» **SOURCE DOCUMENT**
###

The processor-readable media may include a volatile or non-volatile type, a removable or non-removable media, which may achieve storage of information using any method or technology. The information may include a processor-readable instruction, a data structure, a program module or other data. Examples of processor-readable media include, but not limited to, phase-change memory (PRAM) , static random access memory (SRAM) , dynamic random access memory (DRAM) , other types of random-access memory (RAM) , read-only memory (ROM) , electronically erasable programmable read-only memory (EEPROM) , quick flash memory or other internal storage technology, compact disk read-only memory (CD-ROM) , digital versatile disc (DVD) or other optical storage, magnetic cassette tape, magnetic disk storage or other magnetic storage devices, or any other non-transmission media, which may be used to store information that may be accessed by a computing device. As defined herein, the processor-readable media does not include any transitory media, such as modulated data signals and carrier waves.

Although in this example, only hardware components are described in the adaptive resolution coding system 202, in other instances, the adaptive resolution coding system 202 may further include other hardware components and/or other software components such as program units to execute instructions stored in the memory 304 for performing various operations such as processing, determination, allocation, storage, etc. In some instances, the adaptive resolution coding system 202 may further include a model database 314 that is configured to store information of one or more trained machine learning models used for determining recommended resolutions for videos of different input resolutions.

Example Methods

FIGS. 4 and 5 show a schematic diagram depicting an example method of adaptive resolution coding. The methods of FIGS. 4 and 5 may, but need not, be implemented in the environment of FIG. 2 and using the system of FIG. 3. For ease of explanation,

methods

400 and 500 are described with reference to FIGS. 1-3. However, the

methods

400 and 500 may alternatively be implemented in other environments and/or using other systems.

The

methods

400 and 500 are described in the general context of computer-executable instructions. Generally, computer-executable instructions can include routines, programs, objects, components, data structures, procedures, modules, functions, and the like that perform particular functions or implement particular abstract data types. Furthermore, each of the example methods are illustrated as a collection of blocks in a logical flow graph representing a sequence of operations that can be implemented in hardware, software, firmware, or a combination thereof. The order in which the method is described is not intended to be construed as a limitation, and any number of the described method blocks can be combined in any order to implement the method, or alternate methods. Additionally, individual blocks may be omitted from the method without departing from the spirit and scope of the subject matter described herein. In the context of software, the blocks represent computer instructions that, when executed by one or more processors, perform the recited operations. In the context of hardware, some or all of the blocks may represent application specific integrated circuits (ASICs) or other physical components that perform the recited operations.

Referring back to FIG. 4, at block 402, the adaptive resolution coding system 202 may receive an input video and information of a target bit rate.

In implementations, the adaptive resolution coding system 202 may receive an instruction to encode an input video of a certain resolution (which is called as an input resolution) at a target bit rate (or a target bandwidth) from a user of the client device 204. The input video may include, but is not limited to, a stored video or a streaming video. In implementations, the input video may be a subset (e.g., a segment) of a stored video or streaming video.

###

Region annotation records

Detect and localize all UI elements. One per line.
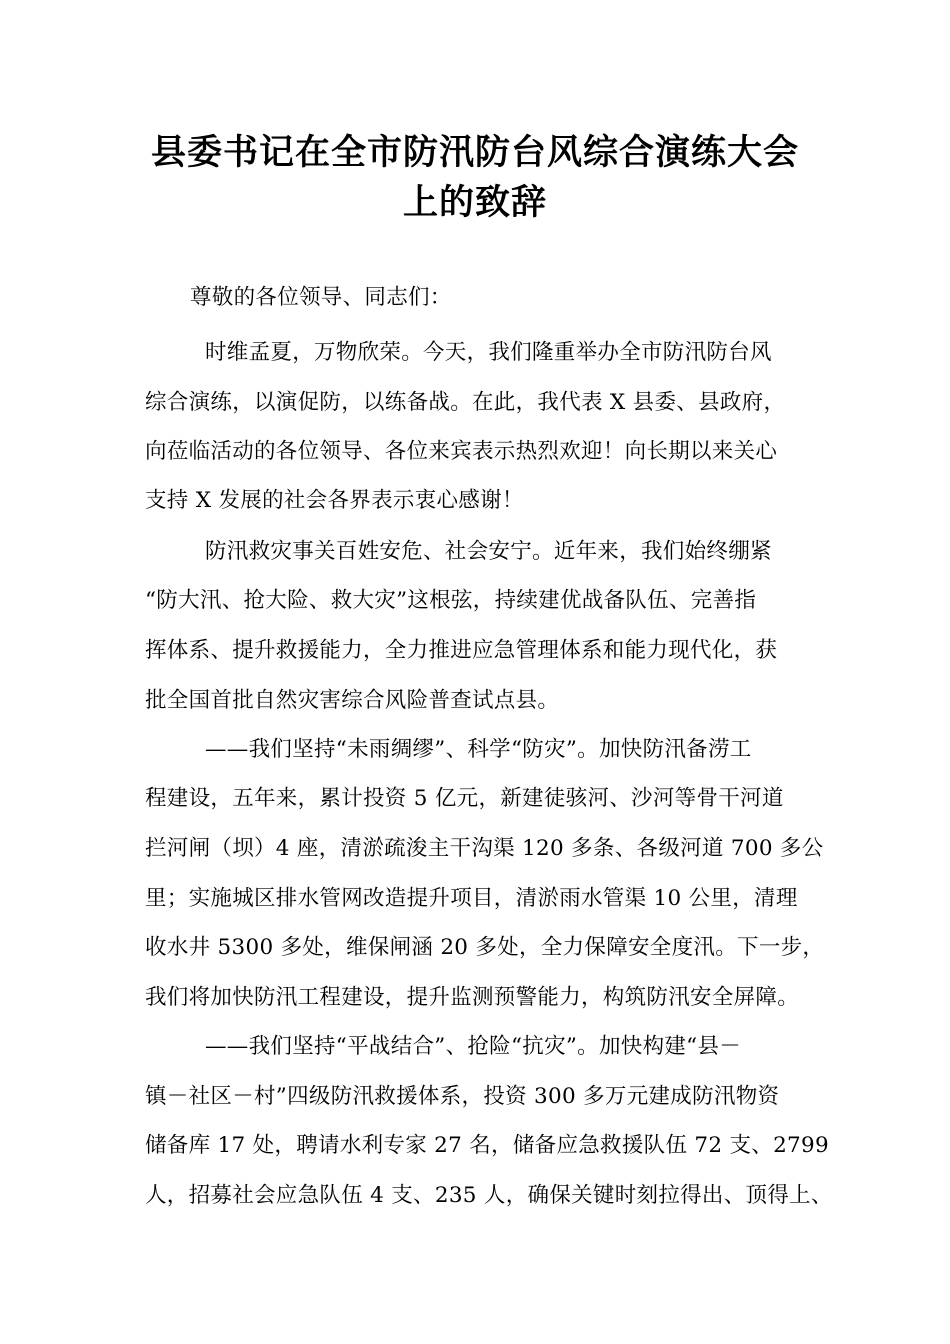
document-title bbox=[120, 128, 830, 228]
salutation-line: 尊敬的各位领导、同志们： bbox=[190, 285, 452, 310]
paragraph-2-line-3: 挥体系、提升救援能力，全力推进应急管理体系和能力现代化，获 bbox=[145, 638, 778, 663]
paragraph-1-line-1: 时维孟夏，万物欣荣。今天，我们隆重举办全市防汛防台风 bbox=[205, 340, 772, 365]
paragraph-2-line-2: “防大汛、抢大险、救大灾”这根弦，持续建优战备队伍、完善指 bbox=[145, 588, 757, 613]
paragraph-2-line-1: 防汛救灾事关百姓安危、社会安宁。近年来，我们始终绷紧 bbox=[205, 539, 772, 564]
paragraph-1-line-2: 综合演练，以演促防，以练备战。在此，我代表 X 县委、县政府， bbox=[145, 390, 786, 415]
title-line-2: 上的致辞 bbox=[402, 183, 547, 223]
paragraph-3-line-4: 里；实施城区排水管网改造提升项目，清淤雨水管渠 10 公里，清理 bbox=[145, 886, 798, 911]
paragraph-2-line-4: 批全国首批自然灾害综合风险普查试点县。 bbox=[145, 688, 560, 713]
paragraph-4-line-1: ——我们坚持“平战结合”、抢险“抗灾”。加快构建“县－ bbox=[205, 1034, 742, 1059]
title-line-1: 县委书记在全市防汛防台风综合演练大会 bbox=[150, 133, 799, 173]
paragraph-3-line-5: 收水井 5300 多处，维保闸涵 20 多处，全力保障安全度汛。下一步， bbox=[145, 935, 825, 960]
paragraph-4-line-3: 储备库 17 处，聘请水利专家 27 名，储备应急救援队伍 72 支、2799 bbox=[145, 1133, 829, 1158]
paragraph-3-line-6: 我们将加快防汛工程建设，提升监测预警能力，构筑防汛安全屏障。 bbox=[145, 985, 800, 1010]
paragraph-3-line-1: ——我们坚持“未雨绸缪”、科学“防灾”。加快防汛备涝工 bbox=[205, 737, 752, 762]
paragraph-1-line-4: 支持 X 发展的社会各界表示衷心感谢！ bbox=[145, 488, 524, 513]
paragraph-4-line-4: 人，招募社会应急队伍 4 支、235 人，确保关键时刻拉得出、顶得上、 bbox=[145, 1183, 833, 1208]
paragraph-3-line-2: 程建设，五年来，累计投资 5 亿元，新建徒骇河、沙河等骨干河道 bbox=[145, 786, 784, 811]
paragraph-3-line-3: 拦河闸（坝）4 座，清淤疏浚主干沟渠 120 多条、各级河道 700 多公 bbox=[145, 836, 824, 861]
paragraph-1-line-3: 向莅临活动的各位领导、各位来宾表示热烈欢迎！向长期以来关心 bbox=[145, 439, 778, 464]
paragraph-4-line-2: 镇－社区－村”四级防汛救援体系，投资 300 多万元建成防汛物资 bbox=[145, 1084, 780, 1109]
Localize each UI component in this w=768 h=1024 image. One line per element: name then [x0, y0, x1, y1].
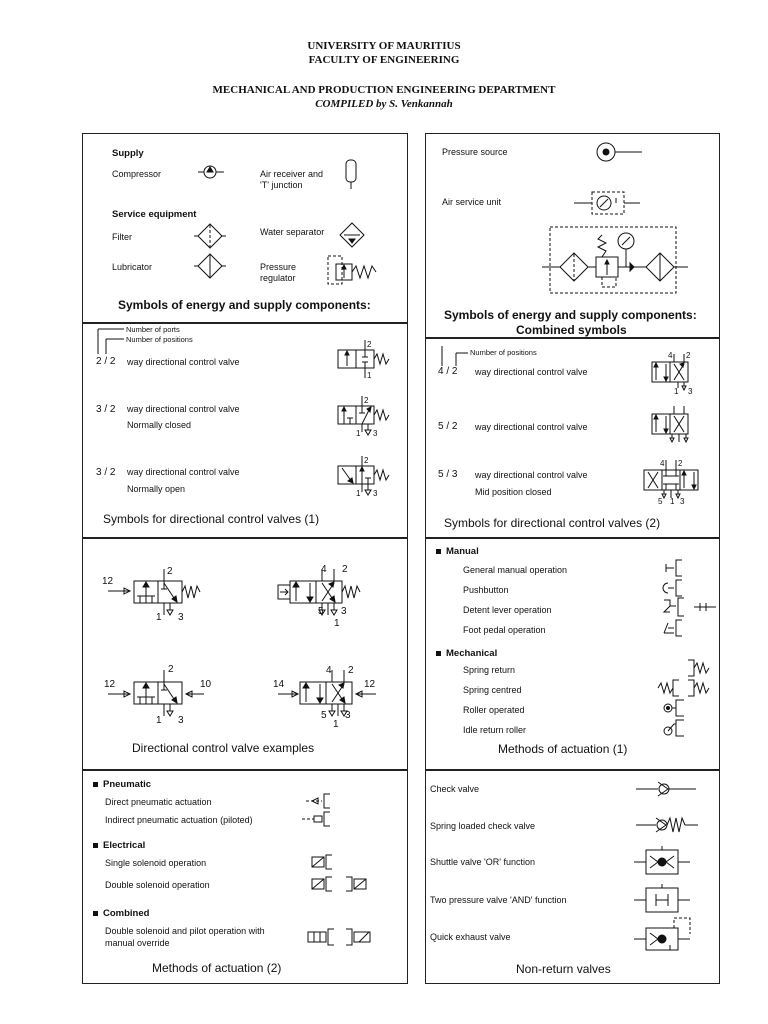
port-2-d: 2: [348, 665, 354, 676]
svg-text:4: 4: [668, 351, 673, 360]
combined-operation-icon: [306, 928, 372, 946]
port-3-d: 3: [345, 710, 351, 721]
port-12-c: 12: [104, 679, 116, 690]
svg-text:1: 1: [674, 387, 679, 396]
port-1-b: 1: [334, 618, 340, 629]
port-2-c: 2: [168, 664, 174, 675]
general-manual-icon: [664, 559, 684, 577]
label-5-3-valve: way directional control valve: [475, 470, 588, 480]
label-air-receiver: Air receiver and: [260, 169, 324, 179]
svg-text:3: 3: [688, 387, 693, 396]
caption-combined-1: Symbols of energy and supply components:: [444, 308, 697, 322]
filter-icon: [194, 222, 226, 250]
shuttle-valve-icon: [634, 846, 690, 878]
svg-text:1: 1: [356, 489, 361, 498]
heading-electrical: Electrical: [93, 840, 145, 851]
code-5-2: 5 / 2: [438, 421, 458, 432]
label-2-2-valve: way directional control valve: [127, 357, 240, 367]
header-department: MECHANICAL AND PRODUCTION ENGINEERING DEPARTMENT: [212, 84, 556, 96]
label-pressure-source: Pressure source: [442, 147, 508, 157]
svg-text:3: 3: [680, 497, 685, 506]
caption-dcv-1: Symbols for directional control valves (1): [103, 512, 320, 526]
caption-actuation-2: Methods of actuation (2): [152, 961, 282, 975]
air-service-unit-icon: [574, 190, 640, 216]
port-3-a: 3: [178, 612, 184, 623]
check-valve-icon: [636, 779, 696, 799]
label-indirect-pneumatic: Indirect pneumatic actuation (piloted): [105, 815, 253, 825]
label-t-junction: 'T' junction: [260, 180, 303, 190]
water-separator-icon: [336, 221, 368, 249]
label-double-solenoid: Double solenoid operation: [105, 880, 210, 890]
label-shuttle-valve: Shuttle valve 'OR' function: [430, 857, 535, 867]
header-faculty: FACULTY OF ENGINEERING: [308, 54, 460, 66]
port-2-b: 2: [342, 564, 348, 575]
caption-energy-supply: Symbols of energy and supply components:: [118, 298, 371, 312]
label-lubricator: Lubricator: [112, 262, 153, 272]
code-4-2: 4 / 2: [438, 366, 458, 377]
svg-text:2: 2: [367, 340, 372, 349]
port-12-d: 12: [364, 679, 376, 690]
label-single-solenoid: Single solenoid operation: [105, 858, 207, 868]
label-number-of-positions-2: Number of positions: [470, 348, 537, 357]
heading-combined: Combined: [93, 908, 149, 919]
foot-pedal-icon: [662, 619, 684, 637]
roller-operated-icon: [662, 699, 686, 717]
header-university: UNIVERSITY OF MAURITIUS: [307, 40, 461, 52]
svg-text:1: 1: [356, 429, 361, 438]
label-mid-position-closed: Mid position closed: [475, 487, 552, 497]
svg-text:5: 5: [658, 497, 663, 506]
port-14-d: 14: [273, 679, 285, 690]
port-12-a: 12: [102, 576, 114, 587]
svg-text:3: 3: [373, 489, 378, 498]
code-3-2-nc: 3 / 2: [96, 404, 116, 415]
label-3-2-nc-valve: way directional control valve: [127, 404, 240, 414]
spring-return-icon: [686, 659, 712, 677]
label-general-manual: General manual operation: [463, 565, 568, 575]
double-solenoid-icon: [310, 876, 370, 892]
label-foot-pedal: Foot pedal operation: [463, 625, 546, 635]
lubricator-icon: [194, 252, 226, 280]
label-compressor: Compressor: [112, 169, 162, 179]
port-4-b: 4: [321, 564, 327, 575]
label-normally-open: Normally open: [127, 484, 186, 494]
port-3-b: 3: [341, 606, 347, 617]
valve-2-2-icon: [336, 340, 392, 380]
caption-actuation-1: Methods of actuation (1): [498, 742, 628, 756]
svg-text:2: 2: [686, 351, 691, 360]
air-service-unit-detail-icon: [540, 225, 690, 295]
port-1-d: 1: [333, 719, 339, 730]
label-number-of-positions-1: Number of positions: [126, 335, 193, 344]
label-quick-exhaust: Quick exhaust valve: [430, 932, 511, 942]
air-receiver-icon: [344, 158, 358, 190]
spring-check-valve-icon: [636, 814, 698, 836]
idle-return-roller-icon: [662, 719, 686, 737]
label-check-valve: Check valve: [430, 784, 480, 794]
svg-text:2: 2: [364, 456, 369, 465]
label-3-2-no-valve: way directional control valve: [127, 467, 240, 477]
heading-pneumatic: Pneumatic: [93, 779, 151, 790]
two-pressure-valve-icon: [634, 884, 690, 916]
label-roller-operated: Roller operated: [463, 705, 525, 715]
port-5-b: 5: [318, 606, 324, 617]
label-pushbutton: Pushbutton: [463, 585, 509, 595]
heading-mechanical: Mechanical: [436, 648, 497, 659]
valve-4-2-icon: [650, 352, 694, 394]
label-number-of-ports: Number of ports: [126, 325, 180, 334]
port-10-c: 10: [200, 679, 212, 690]
port-1-a: 1: [156, 612, 162, 623]
svg-text:1: 1: [367, 371, 372, 380]
caption-dcv-examples: Directional control valve examples: [132, 741, 315, 755]
label-spring-return: Spring return: [463, 665, 516, 675]
detent-lever-icon: [662, 597, 718, 617]
caption-dcv-2: Symbols for directional control valves (2): [444, 516, 661, 530]
svg-text:1: 1: [670, 497, 675, 506]
label-filter: Filter: [112, 232, 132, 242]
port-3-c: 3: [178, 715, 184, 726]
compressor-icon: [198, 164, 224, 180]
svg-text:4: 4: [660, 459, 665, 468]
valve-5-3-icon: [642, 458, 708, 504]
label-5-2-valve: way directional control valve: [475, 422, 588, 432]
port-5-d: 5: [321, 710, 327, 721]
label-direct-pneumatic: Direct pneumatic actuation: [105, 797, 212, 807]
label-normally-closed: Normally closed: [127, 420, 192, 430]
svg-text:2: 2: [364, 396, 369, 405]
label-regulator: regulator: [260, 273, 296, 283]
label-combined-desc-2: manual override: [105, 938, 170, 948]
code-3-2-no: 3 / 2: [96, 467, 116, 478]
label-idle-return-roller: Idle return roller: [463, 725, 527, 735]
header-compiled: COMPILED by S. Venkannah: [315, 98, 453, 110]
port-1-c: 1: [156, 715, 162, 726]
label-4-2-valve: way directional control valve: [475, 367, 588, 377]
pushbutton-icon: [662, 579, 684, 597]
indirect-pneumatic-icon: [300, 811, 334, 827]
port-4-d: 4: [326, 665, 332, 676]
label-combined-desc-1: Double solenoid and pilot operation with: [105, 926, 265, 936]
label-air-service-unit: Air service unit: [442, 197, 502, 207]
single-solenoid-icon: [310, 854, 336, 870]
svg-text:2: 2: [678, 459, 683, 468]
valve-3-2-nc-icon: [336, 396, 392, 440]
caption-non-return-valves: Non-return valves: [516, 962, 611, 976]
heading-manual: Manual: [436, 546, 479, 557]
valve-5-2-icon: [650, 404, 694, 448]
label-service-equipment: Service equipment: [112, 209, 197, 220]
label-water-separator: Water separator: [260, 227, 325, 237]
valve-3-2-no-icon: [336, 456, 392, 500]
pressure-regulator-icon: [326, 254, 384, 288]
spring-centred-icon: [656, 679, 714, 697]
example-valve-b-icon: [276, 563, 396, 625]
pressure-source-icon: [594, 140, 644, 164]
code-5-3: 5 / 3: [438, 469, 458, 480]
label-supply: Supply: [112, 148, 144, 159]
code-2-2: 2 / 2: [96, 356, 116, 367]
caption-combined-2: Combined symbols: [516, 323, 627, 337]
quick-exhaust-valve-icon: [634, 914, 696, 954]
label-two-pressure-valve: Two pressure valve 'AND' function: [430, 895, 567, 905]
label-spring-centred: Spring centred: [463, 685, 522, 695]
label-detent-lever: Detent lever operation: [463, 605, 552, 615]
direct-pneumatic-icon: [304, 793, 334, 809]
label-pressure: Pressure: [260, 262, 297, 272]
port-2-a: 2: [167, 566, 173, 577]
svg-text:3: 3: [373, 429, 378, 438]
label-spring-check-valve: Spring loaded check valve: [430, 821, 536, 831]
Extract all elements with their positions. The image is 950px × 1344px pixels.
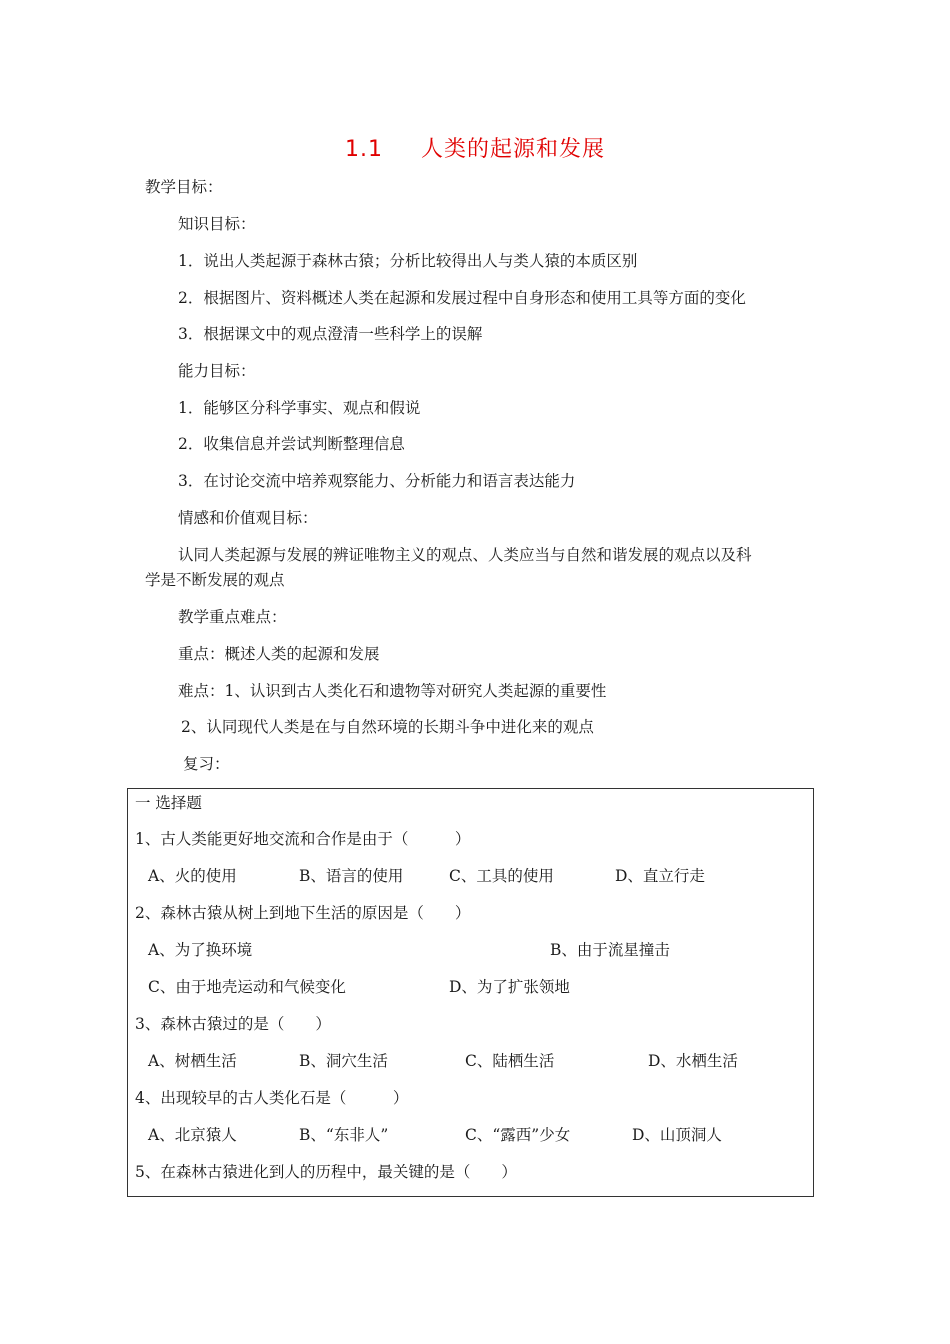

###

» **WHAT IS REQUIRED**
Retype the stretch of the adaptive resolution coding passage from "400 and 500 are described with" through "using other systems.".

» **WRITTEN ANSWER**
400 and 500 are described with reference to FIGS. 1-3. However, the

methods

400 and 500 may alternatively be implemented in other environments and/or using other systems.